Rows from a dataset

--------

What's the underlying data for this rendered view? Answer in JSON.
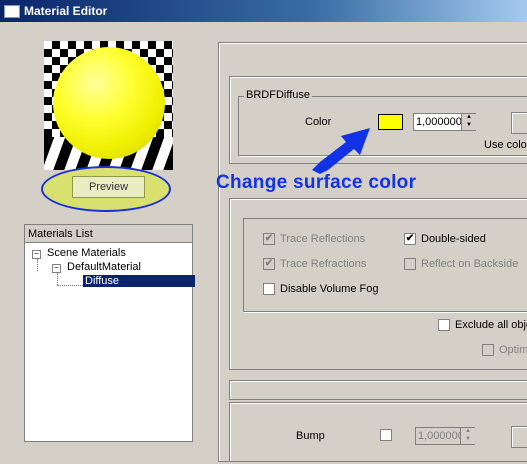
{
  "window": {
    "title": "Material Editor"
  },
  "preview": {
    "button_label": "Preview"
  },
  "materials_list": {
    "header": "Materials List",
    "items": [
      {
        "label": "Scene Materials",
        "expander": "−"
      },
      {
        "label": "DefaultMaterial",
        "expander": "−"
      },
      {
        "label": "Diffuse"
      }
    ]
  },
  "brdf": {
    "group_label": "BRDFDiffuse",
    "color_label": "Color",
    "color_value": "#ffff00",
    "color_amount": "1,000000",
    "use_color_label": "Use color"
  },
  "annotation": {
    "text": "Change surface color",
    "color": "#1232e8"
  },
  "options": {
    "trace_reflections": {
      "label": "Trace Reflections",
      "checked": true,
      "enabled": false
    },
    "trace_refractions": {
      "label": "Trace Refractions",
      "checked": true,
      "enabled": false
    },
    "disable_volume_fog": {
      "label": "Disable Volume Fog",
      "checked": false,
      "enabled": true
    },
    "double_sided": {
      "label": "Double-sided",
      "checked": true,
      "enabled": true
    },
    "reflect_on_backside": {
      "label": "Reflect on Backside",
      "checked": false,
      "enabled": false
    },
    "exclude_all_objects": {
      "label": "Exclude all obje",
      "checked": false,
      "enabled": true
    },
    "optimize": {
      "label": "Optim",
      "checked": false,
      "enabled": false
    }
  },
  "bump": {
    "label": "Bump",
    "checked": false,
    "amount": "1,000000"
  }
}
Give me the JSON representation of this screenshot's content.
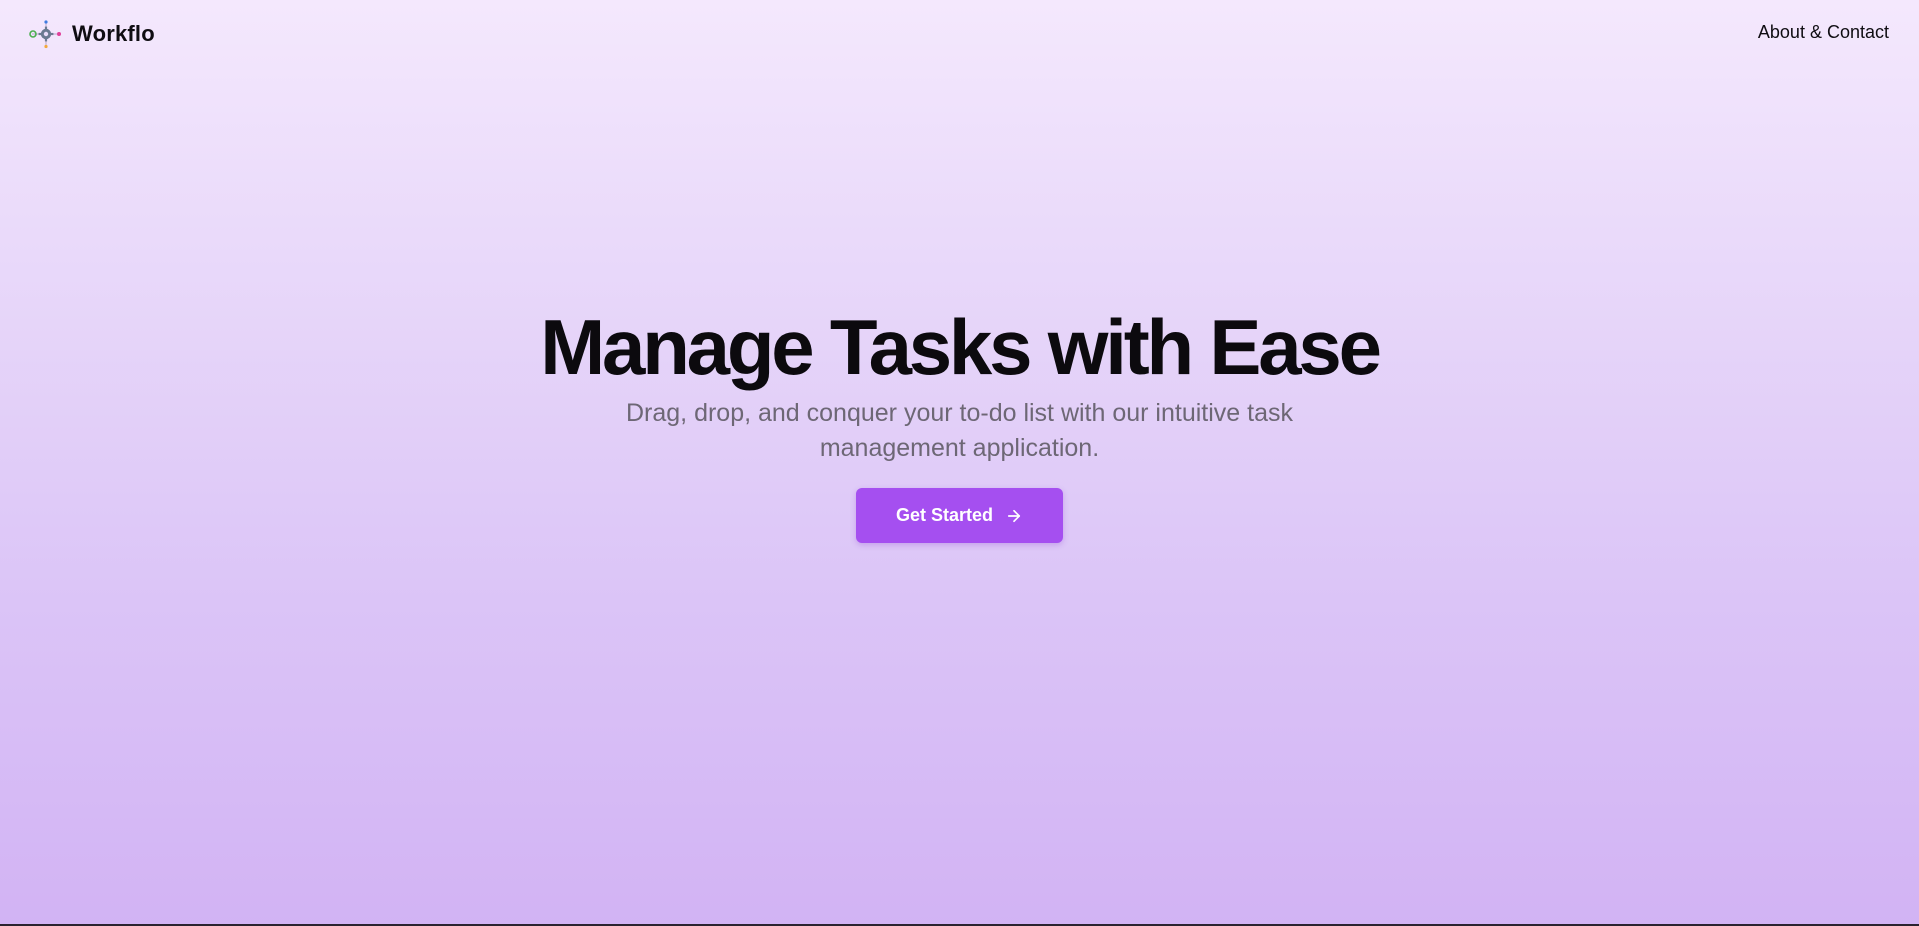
{
  "header": {
    "brand_name": "Workflo",
    "logo_icon": "gear-network-icon",
    "nav_link": "About & Contact"
  },
  "hero": {
    "title": "Manage Tasks with Ease",
    "subtitle": "Drag, drop, and conquer your to-do list with our intuitive task management application.",
    "cta_label": "Get Started",
    "cta_icon": "arrow-right-icon"
  },
  "colors": {
    "accent": "#a54ff0",
    "background_top": "#f4e8fd",
    "background_bottom": "#d2b3f4",
    "title_text": "#0c0a0e",
    "subtitle_text": "#6d6775"
  }
}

--------

Using the listing above, pull out all lines that hold the word "icon".

**Response to this exercise:**
    "logo_icon": "gear-network-icon",
    "cta_icon": "arrow-right-icon"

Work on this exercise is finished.